Data listing:
——————————

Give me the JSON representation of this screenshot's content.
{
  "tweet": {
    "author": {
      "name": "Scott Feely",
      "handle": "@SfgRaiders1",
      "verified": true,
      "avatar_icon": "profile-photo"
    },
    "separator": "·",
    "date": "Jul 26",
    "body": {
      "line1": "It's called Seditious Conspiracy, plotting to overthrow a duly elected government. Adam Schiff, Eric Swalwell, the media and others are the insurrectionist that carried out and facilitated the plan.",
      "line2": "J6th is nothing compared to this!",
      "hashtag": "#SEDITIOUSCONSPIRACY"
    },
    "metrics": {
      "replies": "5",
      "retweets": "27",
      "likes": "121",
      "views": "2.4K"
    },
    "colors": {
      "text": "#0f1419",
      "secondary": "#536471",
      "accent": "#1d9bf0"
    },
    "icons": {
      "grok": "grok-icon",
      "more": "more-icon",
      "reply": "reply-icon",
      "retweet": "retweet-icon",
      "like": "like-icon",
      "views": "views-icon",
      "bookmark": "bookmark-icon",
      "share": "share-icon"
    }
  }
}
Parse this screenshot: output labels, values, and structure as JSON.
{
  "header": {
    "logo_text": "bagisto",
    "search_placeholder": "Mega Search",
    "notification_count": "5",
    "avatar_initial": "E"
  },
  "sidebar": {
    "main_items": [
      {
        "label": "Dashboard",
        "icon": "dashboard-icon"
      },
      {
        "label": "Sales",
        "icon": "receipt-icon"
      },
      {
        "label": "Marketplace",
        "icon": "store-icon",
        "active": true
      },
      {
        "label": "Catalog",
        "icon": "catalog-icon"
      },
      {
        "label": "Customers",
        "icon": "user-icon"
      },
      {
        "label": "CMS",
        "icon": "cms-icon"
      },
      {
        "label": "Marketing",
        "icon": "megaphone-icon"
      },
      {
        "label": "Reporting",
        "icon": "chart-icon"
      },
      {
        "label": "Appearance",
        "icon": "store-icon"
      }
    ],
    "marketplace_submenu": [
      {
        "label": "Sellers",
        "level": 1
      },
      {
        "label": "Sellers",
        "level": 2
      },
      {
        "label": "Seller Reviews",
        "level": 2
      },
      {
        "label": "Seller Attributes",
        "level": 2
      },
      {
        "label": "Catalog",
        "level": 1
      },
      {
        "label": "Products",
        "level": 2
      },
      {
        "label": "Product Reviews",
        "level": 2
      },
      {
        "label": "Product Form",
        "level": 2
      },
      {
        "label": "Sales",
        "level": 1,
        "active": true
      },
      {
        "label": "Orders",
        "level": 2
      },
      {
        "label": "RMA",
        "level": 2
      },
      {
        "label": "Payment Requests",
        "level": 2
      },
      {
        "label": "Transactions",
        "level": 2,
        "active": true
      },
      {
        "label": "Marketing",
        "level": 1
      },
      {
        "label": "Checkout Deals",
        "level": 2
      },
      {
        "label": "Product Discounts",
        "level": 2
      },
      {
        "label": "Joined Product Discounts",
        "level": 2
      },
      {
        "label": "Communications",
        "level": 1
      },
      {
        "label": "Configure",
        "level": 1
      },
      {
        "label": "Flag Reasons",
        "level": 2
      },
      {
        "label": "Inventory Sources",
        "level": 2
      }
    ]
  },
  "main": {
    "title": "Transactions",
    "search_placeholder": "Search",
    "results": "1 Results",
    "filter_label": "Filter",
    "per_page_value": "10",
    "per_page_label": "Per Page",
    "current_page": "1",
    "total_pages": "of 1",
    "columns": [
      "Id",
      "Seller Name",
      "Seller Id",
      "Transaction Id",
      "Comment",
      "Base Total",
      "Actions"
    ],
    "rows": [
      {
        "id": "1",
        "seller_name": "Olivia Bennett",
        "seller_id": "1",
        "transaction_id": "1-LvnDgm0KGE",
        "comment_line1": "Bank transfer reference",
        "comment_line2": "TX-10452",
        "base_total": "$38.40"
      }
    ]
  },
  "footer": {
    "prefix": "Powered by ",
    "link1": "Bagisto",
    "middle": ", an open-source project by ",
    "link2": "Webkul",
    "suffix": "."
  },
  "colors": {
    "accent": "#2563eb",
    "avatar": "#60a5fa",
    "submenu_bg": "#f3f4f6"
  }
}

——————————

(Objective) Quote each line of the data above exactly as written.

(Output of the exercise)
Give me the JSON representation of this screenshot's content.
{
  "tweet": {
    "author": {
      "name": "Scott Feely",
      "handle": "@SfgRaiders1",
      "verified": true,
      "avatar_icon": "profile-photo"
    },
    "separator": "·",
    "date": "Jul 26",
    "body": {
      "line1": "It's called Seditious Conspiracy, plotting to overthrow a duly elected government. Adam Schiff, Eric Swalwell, the media and others are the insurrectionist that carried out and facilitated the plan.",
      "line2": "J6th is nothing compared to this!",
      "hashtag": "#SEDITIOUSCONSPIRACY"
    },
    "metrics": {
      "replies": "5",
      "retweets": "27",
      "likes": "121",
      "views": "2.4K"
    },
    "colors": {
      "text": "#0f1419",
      "secondary": "#536471",
      "accent": "#1d9bf0"
    },
    "icons": {
      "grok": "grok-icon",
      "more": "more-icon",
      "reply": "reply-icon",
      "retweet": "retweet-icon",
      "like": "like-icon",
      "views": "views-icon",
      "bookmark": "bookmark-icon",
      "share": "share-icon"
    }
  }
}
Parse this screenshot: output labels, values, and structure as JSON.
{
  "header": {
    "logo_text": "bagisto",
    "search_placeholder": "Mega Search",
    "notification_count": "5",
    "avatar_initial": "E"
  },
  "sidebar": {
    "main_items": [
      {
        "label": "Dashboard",
        "icon": "dashboard-icon"
      },
      {
        "label": "Sales",
        "icon": "receipt-icon"
      },
      {
        "label": "Marketplace",
        "icon": "store-icon",
        "active": true
      },
      {
        "label": "Catalog",
        "icon": "catalog-icon"
      },
      {
        "label": "Customers",
        "icon": "user-icon"
      },
      {
        "label": "CMS",
        "icon": "cms-icon"
      },
      {
        "label": "Marketing",
        "icon": "megaphone-icon"
      },
      {
        "label": "Reporting",
        "icon": "chart-icon"
      },
      {
        "label": "Appearance",
        "icon": "store-icon"
      }
    ],
    "marketplace_submenu": [
      {
        "label": "Sellers",
        "level": 1
      },
      {
        "label": "Sellers",
        "level": 2
      },
      {
        "label": "Seller Reviews",
        "level": 2
      },
      {
        "label": "Seller Attributes",
        "level": 2
      },
      {
        "label": "Catalog",
        "level": 1
      },
      {
        "label": "Products",
        "level": 2
      },
      {
        "label": "Product Reviews",
        "level": 2
      },
      {
        "label": "Product Form",
        "level": 2
      },
      {
        "label": "Sales",
        "level": 1,
        "active": true
      },
      {
        "label": "Orders",
        "level": 2
      },
      {
        "label": "RMA",
        "level": 2
      },
      {
        "label": "Payment Requests",
        "level": 2
      },
      {
        "label": "Transactions",
        "level": 2,
        "active": true
      },
      {
        "label": "Marketing",
        "level": 1
      },
      {
        "label": "Checkout Deals",
        "level": 2
      },
      {
        "label": "Product Discounts",
        "level": 2
      },
      {
        "label": "Joined Product Discounts",
        "level": 2
      },
      {
        "label": "Communications",
        "level": 1
      },
      {
        "label": "Configure",
        "level": 1
      },
      {
        "label": "Flag Reasons",
        "level": 2
      },
      {
        "label": "Inventory Sources",
        "level": 2
      }
    ]
  },
  "main": {
    "title": "Transactions",
    "search_placeholder": "Search",
    "results": "1 Results",
    "filter_label": "Filter",
    "per_page_value": "10",
    "per_page_label": "Per Page",
    "current_page": "1",
    "total_pages": "of 1",
    "columns": [
      "Id",
      "Seller Name",
      "Seller Id",
      "Transaction Id",
      "Comment",
      "Base Total",
      "Actions"
    ],
    "rows": [
      {
        "id": "1",
        "seller_name": "Olivia Bennett",
        "seller_id": "1",
        "transaction_id": "1-LvnDgm0KGE",
        "comment_line1": "Bank transfer reference",
        "comment_line2": "TX-10452",
        "base_total": "$38.40"
      }
    ]
  },
  "footer": {
    "prefix": "Powered by ",
    "link1": "Bagisto",
    "middle": ", an open-source project by ",
    "link2": "Webkul",
    "suffix": "."
  },
  "colors": {
    "accent": "#2563eb",
    "avatar": "#60a5fa",
    "submenu_bg": "#f3f4f6"
  }
}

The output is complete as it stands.